_Written problem:_
Check each line of the material below, and copy it if it holds the string "Market".

####

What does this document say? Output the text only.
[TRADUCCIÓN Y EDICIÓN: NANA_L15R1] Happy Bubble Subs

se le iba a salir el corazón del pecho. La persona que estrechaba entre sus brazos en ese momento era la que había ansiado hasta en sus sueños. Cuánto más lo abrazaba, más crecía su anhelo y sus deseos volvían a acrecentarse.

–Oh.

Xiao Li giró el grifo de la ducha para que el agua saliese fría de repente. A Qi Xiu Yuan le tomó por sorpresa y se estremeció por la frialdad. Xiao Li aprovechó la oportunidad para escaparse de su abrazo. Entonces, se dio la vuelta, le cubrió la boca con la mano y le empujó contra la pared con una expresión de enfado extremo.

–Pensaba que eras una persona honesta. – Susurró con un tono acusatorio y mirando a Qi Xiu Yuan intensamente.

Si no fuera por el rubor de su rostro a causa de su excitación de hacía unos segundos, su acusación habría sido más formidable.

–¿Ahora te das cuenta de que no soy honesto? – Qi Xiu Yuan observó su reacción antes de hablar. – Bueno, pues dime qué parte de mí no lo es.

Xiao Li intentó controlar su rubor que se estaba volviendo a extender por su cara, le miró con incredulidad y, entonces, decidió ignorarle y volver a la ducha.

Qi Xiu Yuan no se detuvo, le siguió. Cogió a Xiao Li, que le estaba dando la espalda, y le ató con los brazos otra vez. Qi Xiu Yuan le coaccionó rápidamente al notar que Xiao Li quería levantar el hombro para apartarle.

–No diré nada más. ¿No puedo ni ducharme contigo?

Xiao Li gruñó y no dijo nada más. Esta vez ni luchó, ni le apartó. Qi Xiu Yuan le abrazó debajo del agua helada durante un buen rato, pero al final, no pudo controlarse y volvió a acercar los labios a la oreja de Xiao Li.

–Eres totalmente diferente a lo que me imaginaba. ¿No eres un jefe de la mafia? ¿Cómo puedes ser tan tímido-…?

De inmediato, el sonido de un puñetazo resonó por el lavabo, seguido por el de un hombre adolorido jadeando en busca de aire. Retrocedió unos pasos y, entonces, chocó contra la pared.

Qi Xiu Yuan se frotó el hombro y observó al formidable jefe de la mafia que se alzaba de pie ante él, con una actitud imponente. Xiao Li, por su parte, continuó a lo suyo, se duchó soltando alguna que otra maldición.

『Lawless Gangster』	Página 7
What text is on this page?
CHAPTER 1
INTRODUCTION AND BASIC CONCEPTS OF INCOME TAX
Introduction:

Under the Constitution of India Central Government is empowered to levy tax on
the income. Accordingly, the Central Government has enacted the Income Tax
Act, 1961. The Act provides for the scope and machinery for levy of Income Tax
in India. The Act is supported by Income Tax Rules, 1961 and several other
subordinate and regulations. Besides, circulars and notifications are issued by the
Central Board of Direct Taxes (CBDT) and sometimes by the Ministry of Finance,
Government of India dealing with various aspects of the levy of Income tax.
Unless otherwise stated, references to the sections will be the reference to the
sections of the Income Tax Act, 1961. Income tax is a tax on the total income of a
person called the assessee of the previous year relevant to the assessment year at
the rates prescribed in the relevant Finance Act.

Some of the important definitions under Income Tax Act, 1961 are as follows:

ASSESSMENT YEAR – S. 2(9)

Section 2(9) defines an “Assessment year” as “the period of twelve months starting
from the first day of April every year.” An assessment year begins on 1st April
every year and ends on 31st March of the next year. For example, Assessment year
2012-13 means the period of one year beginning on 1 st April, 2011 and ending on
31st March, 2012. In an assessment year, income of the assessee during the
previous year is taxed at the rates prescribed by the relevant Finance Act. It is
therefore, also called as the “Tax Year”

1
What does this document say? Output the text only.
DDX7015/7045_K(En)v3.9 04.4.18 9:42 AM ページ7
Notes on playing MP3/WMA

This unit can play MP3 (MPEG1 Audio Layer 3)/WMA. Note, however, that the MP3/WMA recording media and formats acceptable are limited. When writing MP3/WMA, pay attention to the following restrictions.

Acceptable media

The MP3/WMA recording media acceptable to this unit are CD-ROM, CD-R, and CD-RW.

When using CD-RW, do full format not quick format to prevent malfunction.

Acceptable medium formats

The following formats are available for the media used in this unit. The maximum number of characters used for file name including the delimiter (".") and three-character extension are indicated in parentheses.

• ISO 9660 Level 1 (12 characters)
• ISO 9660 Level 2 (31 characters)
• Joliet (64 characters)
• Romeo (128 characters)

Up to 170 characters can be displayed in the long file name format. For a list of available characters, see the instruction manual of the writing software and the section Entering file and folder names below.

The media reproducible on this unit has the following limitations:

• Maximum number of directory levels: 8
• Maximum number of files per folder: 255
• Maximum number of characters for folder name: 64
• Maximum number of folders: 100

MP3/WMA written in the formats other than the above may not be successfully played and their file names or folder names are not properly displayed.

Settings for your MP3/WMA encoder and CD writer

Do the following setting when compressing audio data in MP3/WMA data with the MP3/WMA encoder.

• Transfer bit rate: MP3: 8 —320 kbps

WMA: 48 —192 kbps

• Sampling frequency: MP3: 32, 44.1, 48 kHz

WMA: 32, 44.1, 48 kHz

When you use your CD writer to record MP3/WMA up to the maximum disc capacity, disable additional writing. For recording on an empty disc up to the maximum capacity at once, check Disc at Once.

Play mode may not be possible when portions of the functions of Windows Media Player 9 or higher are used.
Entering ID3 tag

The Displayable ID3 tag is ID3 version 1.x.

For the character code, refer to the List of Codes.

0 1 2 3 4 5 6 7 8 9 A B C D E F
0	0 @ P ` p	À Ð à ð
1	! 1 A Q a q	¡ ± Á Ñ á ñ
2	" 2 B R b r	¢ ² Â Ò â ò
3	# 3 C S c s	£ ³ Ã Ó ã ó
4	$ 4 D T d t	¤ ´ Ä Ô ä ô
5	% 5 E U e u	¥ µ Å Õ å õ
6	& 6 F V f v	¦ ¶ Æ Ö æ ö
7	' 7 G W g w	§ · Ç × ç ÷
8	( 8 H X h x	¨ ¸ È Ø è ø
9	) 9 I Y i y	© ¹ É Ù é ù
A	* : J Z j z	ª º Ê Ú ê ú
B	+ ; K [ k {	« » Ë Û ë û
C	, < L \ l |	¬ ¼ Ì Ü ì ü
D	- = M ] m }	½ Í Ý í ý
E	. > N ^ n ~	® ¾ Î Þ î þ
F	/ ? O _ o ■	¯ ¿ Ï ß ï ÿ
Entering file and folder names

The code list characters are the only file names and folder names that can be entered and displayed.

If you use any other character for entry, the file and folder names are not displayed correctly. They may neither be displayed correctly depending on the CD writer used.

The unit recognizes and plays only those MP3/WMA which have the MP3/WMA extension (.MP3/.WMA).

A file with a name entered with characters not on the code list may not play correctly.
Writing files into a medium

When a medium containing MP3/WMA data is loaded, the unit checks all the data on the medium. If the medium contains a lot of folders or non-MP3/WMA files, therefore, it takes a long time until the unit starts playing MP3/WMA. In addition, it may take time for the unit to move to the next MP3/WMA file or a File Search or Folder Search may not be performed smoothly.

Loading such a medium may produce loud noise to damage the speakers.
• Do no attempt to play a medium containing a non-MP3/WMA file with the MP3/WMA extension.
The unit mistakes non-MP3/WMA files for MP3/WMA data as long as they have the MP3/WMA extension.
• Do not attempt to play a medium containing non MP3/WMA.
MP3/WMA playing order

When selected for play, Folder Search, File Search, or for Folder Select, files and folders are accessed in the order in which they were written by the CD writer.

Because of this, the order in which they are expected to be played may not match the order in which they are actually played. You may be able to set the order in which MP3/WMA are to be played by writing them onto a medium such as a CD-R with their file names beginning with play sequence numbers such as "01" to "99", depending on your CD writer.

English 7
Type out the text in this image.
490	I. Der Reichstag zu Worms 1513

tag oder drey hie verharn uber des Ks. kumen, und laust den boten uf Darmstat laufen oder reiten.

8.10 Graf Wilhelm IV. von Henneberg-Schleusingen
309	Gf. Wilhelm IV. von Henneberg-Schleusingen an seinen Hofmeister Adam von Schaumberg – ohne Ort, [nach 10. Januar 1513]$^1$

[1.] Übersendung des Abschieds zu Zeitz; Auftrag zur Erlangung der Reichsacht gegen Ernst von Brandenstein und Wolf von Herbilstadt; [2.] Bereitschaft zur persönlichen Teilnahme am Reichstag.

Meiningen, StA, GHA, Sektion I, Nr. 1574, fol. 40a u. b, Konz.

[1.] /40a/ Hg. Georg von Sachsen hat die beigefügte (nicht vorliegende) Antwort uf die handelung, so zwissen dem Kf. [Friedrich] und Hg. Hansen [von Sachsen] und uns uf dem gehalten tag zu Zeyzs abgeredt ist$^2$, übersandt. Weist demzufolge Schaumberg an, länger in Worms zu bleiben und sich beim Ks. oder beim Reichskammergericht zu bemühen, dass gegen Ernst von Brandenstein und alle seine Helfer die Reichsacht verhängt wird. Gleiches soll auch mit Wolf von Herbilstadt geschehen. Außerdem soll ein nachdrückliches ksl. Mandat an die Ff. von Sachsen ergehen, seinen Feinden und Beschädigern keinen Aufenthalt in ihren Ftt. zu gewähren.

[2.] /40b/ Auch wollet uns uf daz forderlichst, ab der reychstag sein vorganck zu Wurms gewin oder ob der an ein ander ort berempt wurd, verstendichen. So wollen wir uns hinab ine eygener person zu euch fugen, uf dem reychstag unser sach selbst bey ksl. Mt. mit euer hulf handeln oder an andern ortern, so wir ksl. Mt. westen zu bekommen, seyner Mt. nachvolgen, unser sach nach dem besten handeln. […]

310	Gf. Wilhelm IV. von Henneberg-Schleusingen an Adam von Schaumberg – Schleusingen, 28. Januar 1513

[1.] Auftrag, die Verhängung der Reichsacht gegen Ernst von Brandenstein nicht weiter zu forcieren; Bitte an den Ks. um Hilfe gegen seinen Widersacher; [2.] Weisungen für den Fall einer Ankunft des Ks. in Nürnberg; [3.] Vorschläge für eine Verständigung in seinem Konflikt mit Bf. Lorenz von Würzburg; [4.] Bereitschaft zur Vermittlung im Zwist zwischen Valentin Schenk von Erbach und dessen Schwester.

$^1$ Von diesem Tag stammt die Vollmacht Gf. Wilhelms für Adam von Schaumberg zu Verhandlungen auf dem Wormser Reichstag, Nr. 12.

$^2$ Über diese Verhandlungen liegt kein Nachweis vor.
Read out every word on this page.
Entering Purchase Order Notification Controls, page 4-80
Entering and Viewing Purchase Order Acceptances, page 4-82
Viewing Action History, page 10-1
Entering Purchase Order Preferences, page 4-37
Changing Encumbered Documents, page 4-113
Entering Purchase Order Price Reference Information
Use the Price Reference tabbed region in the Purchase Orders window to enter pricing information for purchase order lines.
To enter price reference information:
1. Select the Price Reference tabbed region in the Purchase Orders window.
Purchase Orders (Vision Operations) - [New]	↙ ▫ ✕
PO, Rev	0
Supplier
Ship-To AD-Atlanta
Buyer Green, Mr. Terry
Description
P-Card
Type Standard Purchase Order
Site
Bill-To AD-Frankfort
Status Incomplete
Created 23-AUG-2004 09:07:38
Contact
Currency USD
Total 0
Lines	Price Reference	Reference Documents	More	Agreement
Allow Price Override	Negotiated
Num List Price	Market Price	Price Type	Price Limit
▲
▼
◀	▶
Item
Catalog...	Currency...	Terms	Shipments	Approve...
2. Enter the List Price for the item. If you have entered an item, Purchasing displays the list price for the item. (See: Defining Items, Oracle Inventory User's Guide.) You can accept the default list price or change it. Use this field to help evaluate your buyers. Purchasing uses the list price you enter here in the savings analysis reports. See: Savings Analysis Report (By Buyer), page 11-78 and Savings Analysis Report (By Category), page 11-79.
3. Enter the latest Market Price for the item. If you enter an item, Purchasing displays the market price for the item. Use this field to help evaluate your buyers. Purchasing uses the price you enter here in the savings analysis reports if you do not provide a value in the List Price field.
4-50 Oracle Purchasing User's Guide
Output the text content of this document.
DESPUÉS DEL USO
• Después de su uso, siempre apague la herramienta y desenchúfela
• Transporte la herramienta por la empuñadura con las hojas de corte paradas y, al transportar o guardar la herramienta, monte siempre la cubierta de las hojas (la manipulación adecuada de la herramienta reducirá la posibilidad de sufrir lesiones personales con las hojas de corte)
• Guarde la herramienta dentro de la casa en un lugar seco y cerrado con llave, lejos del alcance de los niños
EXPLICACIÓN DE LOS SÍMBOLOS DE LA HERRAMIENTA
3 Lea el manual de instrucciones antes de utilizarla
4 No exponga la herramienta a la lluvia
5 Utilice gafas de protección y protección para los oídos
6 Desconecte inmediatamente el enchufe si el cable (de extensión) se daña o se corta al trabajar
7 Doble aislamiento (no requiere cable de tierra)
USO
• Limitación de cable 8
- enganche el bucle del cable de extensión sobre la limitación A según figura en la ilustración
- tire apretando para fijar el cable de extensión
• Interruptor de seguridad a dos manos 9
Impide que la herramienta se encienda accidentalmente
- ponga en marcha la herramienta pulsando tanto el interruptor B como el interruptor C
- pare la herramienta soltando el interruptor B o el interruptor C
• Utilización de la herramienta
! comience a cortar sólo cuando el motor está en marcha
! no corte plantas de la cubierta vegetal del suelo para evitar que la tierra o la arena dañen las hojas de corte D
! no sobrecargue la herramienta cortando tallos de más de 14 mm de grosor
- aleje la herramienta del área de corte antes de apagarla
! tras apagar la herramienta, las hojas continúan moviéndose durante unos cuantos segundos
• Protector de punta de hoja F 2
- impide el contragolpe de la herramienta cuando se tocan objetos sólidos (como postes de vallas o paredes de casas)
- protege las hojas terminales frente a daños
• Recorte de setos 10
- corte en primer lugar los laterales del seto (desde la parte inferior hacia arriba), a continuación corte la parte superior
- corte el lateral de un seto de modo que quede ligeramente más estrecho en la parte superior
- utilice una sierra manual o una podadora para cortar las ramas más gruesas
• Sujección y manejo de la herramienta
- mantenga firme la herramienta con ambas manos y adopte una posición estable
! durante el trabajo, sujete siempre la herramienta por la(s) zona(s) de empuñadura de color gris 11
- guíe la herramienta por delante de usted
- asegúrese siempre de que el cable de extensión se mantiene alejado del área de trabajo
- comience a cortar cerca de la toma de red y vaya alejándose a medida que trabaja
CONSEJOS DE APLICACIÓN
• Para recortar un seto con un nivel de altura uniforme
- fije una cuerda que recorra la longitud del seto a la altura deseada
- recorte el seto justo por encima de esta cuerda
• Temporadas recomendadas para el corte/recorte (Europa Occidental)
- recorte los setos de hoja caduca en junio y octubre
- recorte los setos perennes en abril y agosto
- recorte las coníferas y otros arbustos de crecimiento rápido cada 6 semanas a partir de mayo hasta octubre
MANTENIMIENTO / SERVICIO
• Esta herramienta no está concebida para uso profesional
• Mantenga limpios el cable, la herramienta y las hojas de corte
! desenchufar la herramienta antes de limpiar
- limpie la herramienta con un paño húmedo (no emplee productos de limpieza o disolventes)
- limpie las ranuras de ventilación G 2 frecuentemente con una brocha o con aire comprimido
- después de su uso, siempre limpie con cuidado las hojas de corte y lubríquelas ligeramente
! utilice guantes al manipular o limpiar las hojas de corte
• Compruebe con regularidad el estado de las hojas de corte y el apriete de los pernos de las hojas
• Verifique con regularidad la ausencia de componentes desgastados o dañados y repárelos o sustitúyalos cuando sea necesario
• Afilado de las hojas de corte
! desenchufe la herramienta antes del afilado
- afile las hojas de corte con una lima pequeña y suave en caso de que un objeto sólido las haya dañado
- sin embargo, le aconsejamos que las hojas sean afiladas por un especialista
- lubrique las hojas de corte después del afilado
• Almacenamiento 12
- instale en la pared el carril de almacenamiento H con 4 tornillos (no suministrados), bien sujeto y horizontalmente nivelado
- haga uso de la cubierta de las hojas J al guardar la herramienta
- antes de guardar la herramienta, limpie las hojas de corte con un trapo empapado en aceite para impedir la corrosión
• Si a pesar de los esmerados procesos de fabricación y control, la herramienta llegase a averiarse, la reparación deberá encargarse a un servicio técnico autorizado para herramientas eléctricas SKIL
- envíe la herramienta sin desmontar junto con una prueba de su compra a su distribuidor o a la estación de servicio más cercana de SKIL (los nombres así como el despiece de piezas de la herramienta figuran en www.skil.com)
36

####

_Task output:_
Num List Price	Market Price	Price Type	Price Limit
3. Enter the latest Market Price for the item. If you enter an item, Purchasing displays the market price for the item. Use this field to help evaluate your buyers. Purchasing uses the price you enter here in the savings analysis reports if you do not provide a value in the List Price field.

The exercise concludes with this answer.